---------- Records provided
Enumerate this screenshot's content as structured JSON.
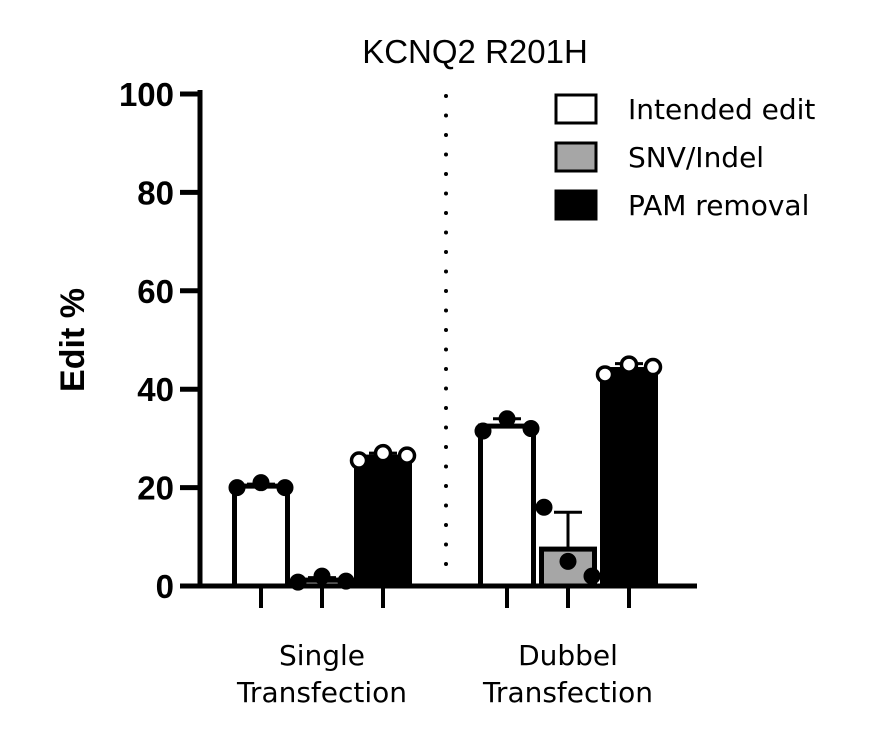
{
  "chart_data": {
    "type": "bar",
    "title": "KCNQ2 R201H",
    "ylabel": "Edit %",
    "xlabel": "",
    "ylim": [
      0,
      100
    ],
    "yticks": [
      "0",
      "20",
      "40",
      "60",
      "80",
      "100"
    ],
    "categories": [
      "Single\nTransfection",
      "Dubbel\nTransfection"
    ],
    "legend_position": "top-right",
    "series": [
      {
        "name": "Intended edit",
        "fill": "#ffffff",
        "values": [
          20.3,
          32.5
        ],
        "error": [
          0.4,
          1.5
        ],
        "points": [
          [
            20.0,
            21.0,
            20.0
          ],
          [
            31.5,
            34.0,
            32.0
          ]
        ]
      },
      {
        "name": "SNV/Indel",
        "fill": "#a6a6a6",
        "values": [
          1.2,
          7.5
        ],
        "error": [
          0.5,
          7.5
        ],
        "points": [
          [
            0.8,
            2.0,
            1.0
          ],
          [
            16.0,
            5.0,
            2.0
          ]
        ]
      },
      {
        "name": "PAM removal",
        "fill": "#000000",
        "values": [
          26.2,
          44.0
        ],
        "error": [
          0.8,
          1.2
        ],
        "points": [
          [
            25.5,
            27.0,
            26.5
          ],
          [
            43.0,
            45.0,
            44.5
          ]
        ]
      }
    ],
    "separator": "dotted vertical line between groups"
  }
}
--------------------
Challenge
An exact transcription of all the entries is required, without the pictures.

Result below
Enumerate this screenshot's content as structured JSON.
{
  "chart_data": {
    "type": "bar",
    "title": "KCNQ2 R201H",
    "ylabel": "Edit %",
    "xlabel": "",
    "ylim": [
      0,
      100
    ],
    "yticks": [
      "0",
      "20",
      "40",
      "60",
      "80",
      "100"
    ],
    "categories": [
      "Single\nTransfection",
      "Dubbel\nTransfection"
    ],
    "legend_position": "top-right",
    "series": [
      {
        "name": "Intended edit",
        "fill": "#ffffff",
        "values": [
          20.3,
          32.5
        ],
        "error": [
          0.4,
          1.5
        ],
        "points": [
          [
            20.0,
            21.0,
            20.0
          ],
          [
            31.5,
            34.0,
            32.0
          ]
        ]
      },
      {
        "name": "SNV/Indel",
        "fill": "#a6a6a6",
        "values": [
          1.2,
          7.5
        ],
        "error": [
          0.5,
          7.5
        ],
        "points": [
          [
            0.8,
            2.0,
            1.0
          ],
          [
            16.0,
            5.0,
            2.0
          ]
        ]
      },
      {
        "name": "PAM removal",
        "fill": "#000000",
        "values": [
          26.2,
          44.0
        ],
        "error": [
          0.8,
          1.2
        ],
        "points": [
          [
            25.5,
            27.0,
            26.5
          ],
          [
            43.0,
            45.0,
            44.5
          ]
        ]
      }
    ],
    "separator": "dotted vertical line between groups"
  }
}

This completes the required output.